— EXERCISE PROMPT —
Produce the listing below again, exactly as shown.

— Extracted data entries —
++++++++++
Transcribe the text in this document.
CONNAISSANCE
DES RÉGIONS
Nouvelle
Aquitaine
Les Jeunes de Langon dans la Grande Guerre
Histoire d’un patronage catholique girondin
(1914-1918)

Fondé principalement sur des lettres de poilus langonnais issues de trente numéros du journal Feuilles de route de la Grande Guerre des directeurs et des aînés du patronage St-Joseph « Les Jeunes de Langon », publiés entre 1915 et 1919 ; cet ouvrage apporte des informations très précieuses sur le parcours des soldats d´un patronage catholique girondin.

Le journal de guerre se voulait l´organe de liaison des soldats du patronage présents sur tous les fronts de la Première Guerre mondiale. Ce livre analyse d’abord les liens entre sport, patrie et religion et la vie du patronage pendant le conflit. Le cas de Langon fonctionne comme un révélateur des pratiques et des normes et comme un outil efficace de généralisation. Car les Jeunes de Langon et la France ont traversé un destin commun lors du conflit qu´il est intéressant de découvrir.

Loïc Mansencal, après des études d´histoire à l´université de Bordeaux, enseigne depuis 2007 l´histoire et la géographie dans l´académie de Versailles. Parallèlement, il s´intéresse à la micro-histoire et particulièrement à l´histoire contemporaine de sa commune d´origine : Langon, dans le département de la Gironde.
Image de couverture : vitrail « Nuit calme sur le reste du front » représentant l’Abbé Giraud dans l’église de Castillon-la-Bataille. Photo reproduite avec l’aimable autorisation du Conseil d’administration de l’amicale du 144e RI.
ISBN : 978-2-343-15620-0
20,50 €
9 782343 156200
++++++++++
— EXPECTED ANSWER —
Transcribe the text in this document.
CONNAISSANCE
DES RÉGIONS
Nouvelle
Aquitaine
Les Jeunes de Langon dans la Grande Guerre
Histoire d’un patronage catholique girondin
(1914-1918)

Fondé principalement sur des lettres de poilus langonnais issues de trente numéros du journal Feuilles de route de la Grande Guerre des directeurs et des aînés du patronage St-Joseph « Les Jeunes de Langon », publiés entre 1915 et 1919 ; cet ouvrage apporte des informations très précieuses sur le parcours des soldats d´un patronage catholique girondin.

Le journal de guerre se voulait l´organe de liaison des soldats du patronage présents sur tous les fronts de la Première Guerre mondiale. Ce livre analyse d’abord les liens entre sport, patrie et religion et la vie du patronage pendant le conflit. Le cas de Langon fonctionne comme un révélateur des pratiques et des normes et comme un outil efficace de généralisation. Car les Jeunes de Langon et la France ont traversé un destin commun lors du conflit qu´il est intéressant de découvrir.

Loïc Mansencal, après des études d´histoire à l´université de Bordeaux, enseigne depuis 2007 l´histoire et la géographie dans l´académie de Versailles. Parallèlement, il s´intéresse à la micro-histoire et particulièrement à l´histoire contemporaine de sa commune d´origine : Langon, dans le département de la Gironde.
Image de couverture : vitrail « Nuit calme sur le reste du front » représentant l’Abbé Giraud dans l’église de Castillon-la-Bataille. Photo reproduite avec l’aimable autorisation du Conseil d’administration de l’amicale du 144e RI.
ISBN : 978-2-343-15620-0
20,50 €
9 782343 156200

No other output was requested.